• **What is needed**
Every line below that contains "Energy" is to be copied.

Dataset entries
::::

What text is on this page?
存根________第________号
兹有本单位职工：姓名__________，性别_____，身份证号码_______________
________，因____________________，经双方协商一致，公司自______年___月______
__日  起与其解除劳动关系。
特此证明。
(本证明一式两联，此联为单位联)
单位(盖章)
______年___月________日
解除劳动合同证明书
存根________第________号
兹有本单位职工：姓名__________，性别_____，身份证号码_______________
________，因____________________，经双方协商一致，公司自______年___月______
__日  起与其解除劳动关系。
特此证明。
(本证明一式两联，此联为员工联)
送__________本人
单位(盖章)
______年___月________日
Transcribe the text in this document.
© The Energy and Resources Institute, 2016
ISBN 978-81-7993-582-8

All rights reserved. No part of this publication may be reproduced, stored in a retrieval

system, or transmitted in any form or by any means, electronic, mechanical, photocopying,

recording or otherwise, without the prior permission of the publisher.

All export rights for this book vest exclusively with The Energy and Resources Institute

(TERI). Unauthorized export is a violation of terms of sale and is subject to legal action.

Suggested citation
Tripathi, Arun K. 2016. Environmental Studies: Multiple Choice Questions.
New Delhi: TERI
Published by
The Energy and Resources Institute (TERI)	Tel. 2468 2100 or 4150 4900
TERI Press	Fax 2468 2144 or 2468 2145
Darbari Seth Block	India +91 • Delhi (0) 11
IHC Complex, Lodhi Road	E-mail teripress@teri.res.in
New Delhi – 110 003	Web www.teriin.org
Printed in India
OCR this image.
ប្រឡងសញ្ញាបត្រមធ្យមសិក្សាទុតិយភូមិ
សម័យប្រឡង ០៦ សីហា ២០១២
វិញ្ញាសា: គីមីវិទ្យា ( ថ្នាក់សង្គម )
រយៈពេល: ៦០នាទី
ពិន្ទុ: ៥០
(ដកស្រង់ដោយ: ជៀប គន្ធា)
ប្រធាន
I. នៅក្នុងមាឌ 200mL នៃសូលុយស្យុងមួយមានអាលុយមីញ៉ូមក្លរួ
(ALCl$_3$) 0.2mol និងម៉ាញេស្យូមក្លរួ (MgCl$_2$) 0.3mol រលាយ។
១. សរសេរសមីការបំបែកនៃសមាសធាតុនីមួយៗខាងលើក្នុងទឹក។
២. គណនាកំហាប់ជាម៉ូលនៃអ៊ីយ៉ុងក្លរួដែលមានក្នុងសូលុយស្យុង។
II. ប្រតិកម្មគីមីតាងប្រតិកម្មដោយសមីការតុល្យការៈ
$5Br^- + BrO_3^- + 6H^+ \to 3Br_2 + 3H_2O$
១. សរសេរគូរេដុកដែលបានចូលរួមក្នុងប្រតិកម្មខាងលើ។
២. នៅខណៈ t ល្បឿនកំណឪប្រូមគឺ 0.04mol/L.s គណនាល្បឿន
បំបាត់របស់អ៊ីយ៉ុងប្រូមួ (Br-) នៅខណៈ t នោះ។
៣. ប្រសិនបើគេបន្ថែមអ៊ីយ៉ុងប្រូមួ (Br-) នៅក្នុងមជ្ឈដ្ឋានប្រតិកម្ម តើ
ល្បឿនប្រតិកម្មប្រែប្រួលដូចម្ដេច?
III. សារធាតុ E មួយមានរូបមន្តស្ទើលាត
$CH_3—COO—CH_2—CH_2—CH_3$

::::

• **Response**
© The Energy and Resources Institute, 2016
All export rights for this book vest exclusively with The Energy and Resources Institute
The Energy and Resources Institute (TERI)	Tel. 2468 2100 or 4150 4900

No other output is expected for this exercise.